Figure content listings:
• • •

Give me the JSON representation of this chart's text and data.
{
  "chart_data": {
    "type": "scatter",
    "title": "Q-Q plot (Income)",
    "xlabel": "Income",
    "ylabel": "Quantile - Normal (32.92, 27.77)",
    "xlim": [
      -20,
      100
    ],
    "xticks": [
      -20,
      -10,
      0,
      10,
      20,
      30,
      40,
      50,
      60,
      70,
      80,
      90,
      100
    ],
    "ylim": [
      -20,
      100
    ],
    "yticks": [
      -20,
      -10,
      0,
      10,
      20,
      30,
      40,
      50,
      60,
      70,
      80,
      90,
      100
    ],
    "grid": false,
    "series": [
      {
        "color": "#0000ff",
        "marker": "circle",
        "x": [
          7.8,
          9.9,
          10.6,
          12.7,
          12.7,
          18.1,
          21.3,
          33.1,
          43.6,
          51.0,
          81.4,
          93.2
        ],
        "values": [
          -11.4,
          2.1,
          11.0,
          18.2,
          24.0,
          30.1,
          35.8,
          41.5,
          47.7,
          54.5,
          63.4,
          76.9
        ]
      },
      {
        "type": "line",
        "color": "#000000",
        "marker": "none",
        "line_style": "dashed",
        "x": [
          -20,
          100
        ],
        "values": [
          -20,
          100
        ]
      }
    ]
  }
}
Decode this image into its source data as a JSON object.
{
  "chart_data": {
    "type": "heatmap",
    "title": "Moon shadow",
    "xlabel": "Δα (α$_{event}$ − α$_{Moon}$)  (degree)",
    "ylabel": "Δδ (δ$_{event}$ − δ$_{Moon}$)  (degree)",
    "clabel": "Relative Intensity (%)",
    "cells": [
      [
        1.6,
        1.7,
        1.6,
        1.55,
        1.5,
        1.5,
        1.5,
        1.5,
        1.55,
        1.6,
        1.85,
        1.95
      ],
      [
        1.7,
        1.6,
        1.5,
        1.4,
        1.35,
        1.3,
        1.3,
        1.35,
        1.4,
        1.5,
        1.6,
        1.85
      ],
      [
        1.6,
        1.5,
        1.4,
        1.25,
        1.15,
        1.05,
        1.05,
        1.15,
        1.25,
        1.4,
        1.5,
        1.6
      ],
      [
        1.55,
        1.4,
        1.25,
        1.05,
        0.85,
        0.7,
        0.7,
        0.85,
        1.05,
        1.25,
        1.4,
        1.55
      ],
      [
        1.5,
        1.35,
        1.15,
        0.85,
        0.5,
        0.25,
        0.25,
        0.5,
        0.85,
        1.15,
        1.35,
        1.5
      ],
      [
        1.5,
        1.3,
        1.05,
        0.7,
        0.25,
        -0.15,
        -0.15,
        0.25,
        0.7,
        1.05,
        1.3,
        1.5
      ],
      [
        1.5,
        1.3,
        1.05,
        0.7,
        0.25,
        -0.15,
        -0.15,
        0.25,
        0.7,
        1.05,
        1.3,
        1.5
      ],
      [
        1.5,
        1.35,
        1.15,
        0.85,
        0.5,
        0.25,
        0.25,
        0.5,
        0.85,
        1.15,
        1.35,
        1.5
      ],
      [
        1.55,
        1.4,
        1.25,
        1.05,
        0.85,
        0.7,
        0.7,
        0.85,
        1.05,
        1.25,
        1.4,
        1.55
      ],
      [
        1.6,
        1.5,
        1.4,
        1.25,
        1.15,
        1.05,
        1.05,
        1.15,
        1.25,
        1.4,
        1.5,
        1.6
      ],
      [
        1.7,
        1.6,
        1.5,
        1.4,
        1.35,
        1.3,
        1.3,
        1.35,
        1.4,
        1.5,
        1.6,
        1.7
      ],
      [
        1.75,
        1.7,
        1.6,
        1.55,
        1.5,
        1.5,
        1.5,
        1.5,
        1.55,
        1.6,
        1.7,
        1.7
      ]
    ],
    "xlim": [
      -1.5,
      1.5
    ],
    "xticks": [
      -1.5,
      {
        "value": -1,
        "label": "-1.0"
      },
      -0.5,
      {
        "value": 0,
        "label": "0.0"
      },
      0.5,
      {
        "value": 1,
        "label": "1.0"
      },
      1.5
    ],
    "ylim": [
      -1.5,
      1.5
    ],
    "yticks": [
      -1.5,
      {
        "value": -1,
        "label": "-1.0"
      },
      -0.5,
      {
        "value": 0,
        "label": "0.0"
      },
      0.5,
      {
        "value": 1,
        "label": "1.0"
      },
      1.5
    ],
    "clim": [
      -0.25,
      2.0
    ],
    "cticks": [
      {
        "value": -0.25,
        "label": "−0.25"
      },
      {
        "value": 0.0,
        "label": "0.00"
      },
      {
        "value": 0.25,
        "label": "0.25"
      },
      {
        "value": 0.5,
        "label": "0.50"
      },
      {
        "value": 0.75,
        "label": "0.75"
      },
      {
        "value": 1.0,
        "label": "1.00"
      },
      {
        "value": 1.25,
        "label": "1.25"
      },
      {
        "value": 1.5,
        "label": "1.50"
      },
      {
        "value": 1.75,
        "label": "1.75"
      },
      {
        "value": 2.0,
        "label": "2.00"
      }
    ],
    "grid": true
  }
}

• • •

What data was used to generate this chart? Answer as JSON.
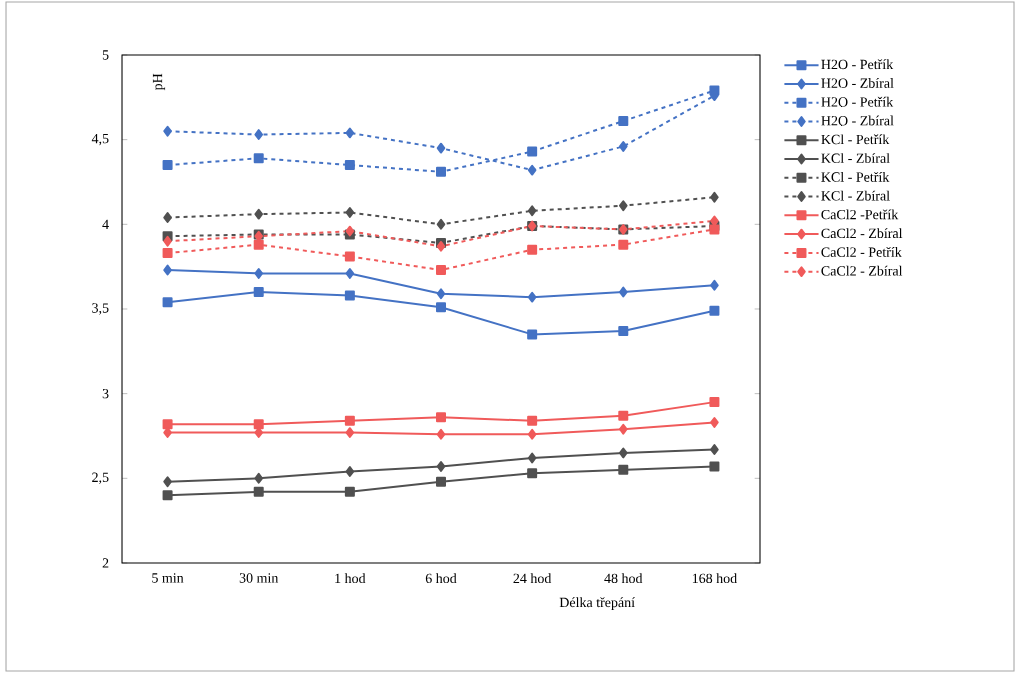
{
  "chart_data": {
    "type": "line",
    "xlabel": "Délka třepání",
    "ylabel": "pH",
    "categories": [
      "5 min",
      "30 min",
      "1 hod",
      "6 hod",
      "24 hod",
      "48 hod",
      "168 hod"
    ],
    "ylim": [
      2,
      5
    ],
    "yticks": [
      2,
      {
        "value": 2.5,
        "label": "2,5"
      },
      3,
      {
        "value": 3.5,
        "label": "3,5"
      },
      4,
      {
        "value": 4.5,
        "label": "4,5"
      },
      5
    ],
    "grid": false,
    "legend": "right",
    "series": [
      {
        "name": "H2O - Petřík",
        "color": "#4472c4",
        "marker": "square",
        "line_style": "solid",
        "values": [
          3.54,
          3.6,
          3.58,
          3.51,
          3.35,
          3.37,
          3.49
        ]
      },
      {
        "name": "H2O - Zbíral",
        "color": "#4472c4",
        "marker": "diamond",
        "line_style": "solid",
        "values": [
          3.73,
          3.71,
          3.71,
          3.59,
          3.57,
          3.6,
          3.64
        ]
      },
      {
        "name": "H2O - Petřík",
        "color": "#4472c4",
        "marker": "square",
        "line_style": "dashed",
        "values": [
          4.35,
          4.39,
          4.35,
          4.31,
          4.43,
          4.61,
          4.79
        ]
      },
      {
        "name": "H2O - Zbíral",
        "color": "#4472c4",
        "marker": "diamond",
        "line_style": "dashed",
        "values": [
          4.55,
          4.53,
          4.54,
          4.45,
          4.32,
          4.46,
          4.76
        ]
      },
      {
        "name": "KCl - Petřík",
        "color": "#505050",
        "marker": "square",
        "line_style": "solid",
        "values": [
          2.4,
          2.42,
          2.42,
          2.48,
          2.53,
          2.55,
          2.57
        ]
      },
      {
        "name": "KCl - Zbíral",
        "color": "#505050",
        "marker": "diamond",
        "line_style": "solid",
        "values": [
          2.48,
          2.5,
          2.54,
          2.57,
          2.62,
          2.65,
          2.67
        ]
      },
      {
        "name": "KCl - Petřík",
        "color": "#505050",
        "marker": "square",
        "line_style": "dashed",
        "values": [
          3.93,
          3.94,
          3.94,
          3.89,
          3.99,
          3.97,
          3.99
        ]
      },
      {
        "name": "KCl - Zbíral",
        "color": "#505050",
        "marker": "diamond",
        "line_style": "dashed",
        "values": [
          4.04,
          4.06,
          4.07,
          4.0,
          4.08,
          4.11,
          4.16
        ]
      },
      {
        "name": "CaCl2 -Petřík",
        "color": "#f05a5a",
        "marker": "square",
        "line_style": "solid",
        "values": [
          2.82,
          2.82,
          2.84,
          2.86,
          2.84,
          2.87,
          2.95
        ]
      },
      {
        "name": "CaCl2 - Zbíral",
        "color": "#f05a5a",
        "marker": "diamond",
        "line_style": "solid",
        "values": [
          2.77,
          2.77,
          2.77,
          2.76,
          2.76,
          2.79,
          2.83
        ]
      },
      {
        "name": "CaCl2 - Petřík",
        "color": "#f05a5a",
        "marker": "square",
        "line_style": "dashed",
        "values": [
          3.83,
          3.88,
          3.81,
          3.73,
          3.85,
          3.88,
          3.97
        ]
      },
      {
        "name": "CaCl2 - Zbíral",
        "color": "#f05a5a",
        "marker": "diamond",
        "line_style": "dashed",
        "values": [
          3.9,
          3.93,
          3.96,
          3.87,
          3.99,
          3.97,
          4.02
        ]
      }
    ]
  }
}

• • •

What you should do:
State the number of lines in these entries that include the string "type". Provide nothing beyond that number.

Task output:
4